• PROBLEM: Which lines hold the string "DNA鑑定不正"? Copy every one of them.

____ SOURCE DATA

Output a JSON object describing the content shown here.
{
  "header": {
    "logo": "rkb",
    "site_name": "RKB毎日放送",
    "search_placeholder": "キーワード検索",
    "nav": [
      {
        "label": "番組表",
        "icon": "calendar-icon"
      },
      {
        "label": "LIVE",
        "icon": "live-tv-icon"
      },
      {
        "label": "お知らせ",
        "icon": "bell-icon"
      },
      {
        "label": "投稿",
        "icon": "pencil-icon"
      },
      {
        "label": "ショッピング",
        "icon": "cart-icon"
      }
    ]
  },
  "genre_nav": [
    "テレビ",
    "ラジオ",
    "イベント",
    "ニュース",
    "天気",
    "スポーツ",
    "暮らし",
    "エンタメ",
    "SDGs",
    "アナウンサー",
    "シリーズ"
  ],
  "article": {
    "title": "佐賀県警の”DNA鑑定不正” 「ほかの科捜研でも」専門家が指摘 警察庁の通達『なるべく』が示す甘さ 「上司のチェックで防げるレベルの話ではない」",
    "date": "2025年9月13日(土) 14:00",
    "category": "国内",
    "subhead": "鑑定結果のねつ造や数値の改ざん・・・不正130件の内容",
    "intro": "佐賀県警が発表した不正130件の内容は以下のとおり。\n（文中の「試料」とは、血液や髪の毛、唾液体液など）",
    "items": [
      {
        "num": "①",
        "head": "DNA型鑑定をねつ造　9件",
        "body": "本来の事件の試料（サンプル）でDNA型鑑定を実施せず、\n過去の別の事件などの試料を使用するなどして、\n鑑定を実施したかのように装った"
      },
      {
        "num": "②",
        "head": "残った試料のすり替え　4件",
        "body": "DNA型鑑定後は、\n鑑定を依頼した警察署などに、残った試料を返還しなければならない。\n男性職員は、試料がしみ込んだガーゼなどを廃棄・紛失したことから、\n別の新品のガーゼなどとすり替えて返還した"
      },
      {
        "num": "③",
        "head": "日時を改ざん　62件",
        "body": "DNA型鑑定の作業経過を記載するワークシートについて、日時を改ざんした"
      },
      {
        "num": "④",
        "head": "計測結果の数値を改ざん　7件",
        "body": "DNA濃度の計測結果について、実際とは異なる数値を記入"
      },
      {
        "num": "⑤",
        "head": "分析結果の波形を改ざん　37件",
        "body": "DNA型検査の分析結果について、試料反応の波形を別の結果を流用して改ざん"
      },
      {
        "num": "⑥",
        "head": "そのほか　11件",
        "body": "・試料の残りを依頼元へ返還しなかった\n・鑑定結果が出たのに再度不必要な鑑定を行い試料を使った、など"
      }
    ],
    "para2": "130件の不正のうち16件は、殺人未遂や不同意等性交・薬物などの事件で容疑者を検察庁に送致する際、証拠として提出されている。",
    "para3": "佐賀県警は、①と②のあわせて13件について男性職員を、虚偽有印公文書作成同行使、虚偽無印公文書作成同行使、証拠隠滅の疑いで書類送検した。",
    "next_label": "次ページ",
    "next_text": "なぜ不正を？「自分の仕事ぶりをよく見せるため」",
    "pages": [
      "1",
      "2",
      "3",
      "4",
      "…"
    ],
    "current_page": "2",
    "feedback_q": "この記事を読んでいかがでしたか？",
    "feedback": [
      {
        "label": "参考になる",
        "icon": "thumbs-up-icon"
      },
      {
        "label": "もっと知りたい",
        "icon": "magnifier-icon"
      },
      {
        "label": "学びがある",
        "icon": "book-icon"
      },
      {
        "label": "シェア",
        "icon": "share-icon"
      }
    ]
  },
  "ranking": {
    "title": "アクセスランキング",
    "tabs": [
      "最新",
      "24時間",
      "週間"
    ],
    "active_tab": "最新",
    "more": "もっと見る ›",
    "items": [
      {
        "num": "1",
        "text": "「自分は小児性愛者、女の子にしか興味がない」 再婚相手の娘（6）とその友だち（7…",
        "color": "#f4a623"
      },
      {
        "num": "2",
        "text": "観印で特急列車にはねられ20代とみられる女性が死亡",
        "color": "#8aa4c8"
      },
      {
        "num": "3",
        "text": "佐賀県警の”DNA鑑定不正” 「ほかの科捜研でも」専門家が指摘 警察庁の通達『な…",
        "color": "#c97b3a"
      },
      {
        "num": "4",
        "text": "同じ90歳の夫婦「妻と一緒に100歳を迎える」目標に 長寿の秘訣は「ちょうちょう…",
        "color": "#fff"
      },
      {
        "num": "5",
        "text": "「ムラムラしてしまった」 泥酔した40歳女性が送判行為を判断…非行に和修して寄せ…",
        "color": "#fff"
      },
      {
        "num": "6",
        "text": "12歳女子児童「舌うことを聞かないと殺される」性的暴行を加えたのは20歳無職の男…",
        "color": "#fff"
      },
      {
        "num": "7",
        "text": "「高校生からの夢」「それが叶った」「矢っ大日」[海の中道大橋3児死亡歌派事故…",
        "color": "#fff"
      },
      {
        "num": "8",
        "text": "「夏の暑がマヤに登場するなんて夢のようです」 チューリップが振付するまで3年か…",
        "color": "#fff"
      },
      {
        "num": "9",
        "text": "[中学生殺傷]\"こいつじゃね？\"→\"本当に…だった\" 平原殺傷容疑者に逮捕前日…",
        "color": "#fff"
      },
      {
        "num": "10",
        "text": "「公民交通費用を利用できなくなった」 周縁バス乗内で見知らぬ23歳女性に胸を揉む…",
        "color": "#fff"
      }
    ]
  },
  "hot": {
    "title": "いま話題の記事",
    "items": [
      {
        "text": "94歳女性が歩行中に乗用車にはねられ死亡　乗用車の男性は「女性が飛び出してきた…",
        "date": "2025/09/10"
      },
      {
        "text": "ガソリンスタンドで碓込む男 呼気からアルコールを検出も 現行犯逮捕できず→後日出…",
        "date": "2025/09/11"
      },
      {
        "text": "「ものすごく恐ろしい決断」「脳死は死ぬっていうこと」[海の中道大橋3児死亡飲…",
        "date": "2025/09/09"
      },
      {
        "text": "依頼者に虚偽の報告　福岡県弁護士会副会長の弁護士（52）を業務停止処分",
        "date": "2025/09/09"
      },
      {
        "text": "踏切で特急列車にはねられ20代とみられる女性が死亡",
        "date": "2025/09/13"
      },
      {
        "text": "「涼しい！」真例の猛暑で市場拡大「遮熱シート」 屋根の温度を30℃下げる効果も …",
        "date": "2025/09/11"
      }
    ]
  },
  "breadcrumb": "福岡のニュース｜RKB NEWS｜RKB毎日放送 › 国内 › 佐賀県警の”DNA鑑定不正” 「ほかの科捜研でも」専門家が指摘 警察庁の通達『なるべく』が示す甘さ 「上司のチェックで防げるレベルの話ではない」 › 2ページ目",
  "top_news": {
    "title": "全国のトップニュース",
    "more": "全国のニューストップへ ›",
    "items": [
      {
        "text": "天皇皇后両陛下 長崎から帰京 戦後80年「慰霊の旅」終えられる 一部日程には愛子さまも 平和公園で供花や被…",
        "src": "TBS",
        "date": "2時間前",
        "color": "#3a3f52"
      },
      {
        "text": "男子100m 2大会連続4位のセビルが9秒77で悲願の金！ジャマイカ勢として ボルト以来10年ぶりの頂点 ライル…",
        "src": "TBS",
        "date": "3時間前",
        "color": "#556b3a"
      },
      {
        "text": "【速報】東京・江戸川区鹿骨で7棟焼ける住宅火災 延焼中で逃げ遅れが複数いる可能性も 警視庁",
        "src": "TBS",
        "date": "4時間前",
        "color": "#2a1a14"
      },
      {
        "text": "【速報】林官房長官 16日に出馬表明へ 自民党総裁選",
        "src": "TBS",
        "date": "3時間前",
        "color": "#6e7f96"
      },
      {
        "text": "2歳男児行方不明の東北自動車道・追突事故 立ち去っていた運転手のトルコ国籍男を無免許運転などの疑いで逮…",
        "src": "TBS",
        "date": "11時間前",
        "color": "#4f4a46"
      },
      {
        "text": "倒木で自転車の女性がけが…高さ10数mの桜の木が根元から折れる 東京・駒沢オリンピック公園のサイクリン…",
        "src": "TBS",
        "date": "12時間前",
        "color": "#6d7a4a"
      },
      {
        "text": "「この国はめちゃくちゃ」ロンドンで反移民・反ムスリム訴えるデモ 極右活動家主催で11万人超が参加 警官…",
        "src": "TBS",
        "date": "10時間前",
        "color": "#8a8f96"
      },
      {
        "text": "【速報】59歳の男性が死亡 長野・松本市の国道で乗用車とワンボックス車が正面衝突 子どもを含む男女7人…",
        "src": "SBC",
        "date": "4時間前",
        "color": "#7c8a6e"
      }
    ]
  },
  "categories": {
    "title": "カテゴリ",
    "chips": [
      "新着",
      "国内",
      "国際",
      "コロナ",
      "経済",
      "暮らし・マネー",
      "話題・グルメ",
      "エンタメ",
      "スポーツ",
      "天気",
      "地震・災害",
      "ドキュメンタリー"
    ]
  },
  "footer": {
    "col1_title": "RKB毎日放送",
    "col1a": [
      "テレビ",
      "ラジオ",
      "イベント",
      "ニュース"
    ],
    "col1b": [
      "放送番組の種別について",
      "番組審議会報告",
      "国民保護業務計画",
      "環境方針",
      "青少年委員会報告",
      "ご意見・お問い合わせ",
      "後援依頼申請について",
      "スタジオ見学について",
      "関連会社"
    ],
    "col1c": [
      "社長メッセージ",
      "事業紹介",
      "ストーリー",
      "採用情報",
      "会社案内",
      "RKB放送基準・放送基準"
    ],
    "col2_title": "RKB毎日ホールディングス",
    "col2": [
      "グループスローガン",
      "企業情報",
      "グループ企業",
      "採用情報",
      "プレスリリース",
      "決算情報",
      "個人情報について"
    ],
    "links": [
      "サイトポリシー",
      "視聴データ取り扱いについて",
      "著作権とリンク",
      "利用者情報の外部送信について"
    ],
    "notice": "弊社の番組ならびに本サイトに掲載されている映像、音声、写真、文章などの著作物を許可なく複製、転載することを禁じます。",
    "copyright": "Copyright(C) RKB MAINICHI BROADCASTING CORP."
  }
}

________

• SOLVED PROBLEM:
    "title": "佐賀県警の”DNA鑑定不正” 「ほかの科捜研でも」専門家が指摘 警察庁の通達『なるべく』が示す甘さ 「上司のチェックで防げるレベルの話ではない」",
        "text": "佐賀県警の”DNA鑑定不正” 「ほかの科捜研でも」専門家が指摘 警察庁の通達『な…",
  "breadcrumb": "福岡のニュース｜RKB NEWS｜RKB毎日放送 › 国内 › 佐賀県警の”DNA鑑定不正” 「ほかの科捜研でも」専門家が指摘 警察庁の通達『なるべく』が示す甘さ 「上司のチェックで防げるレベルの話ではない」 › 2ページ目",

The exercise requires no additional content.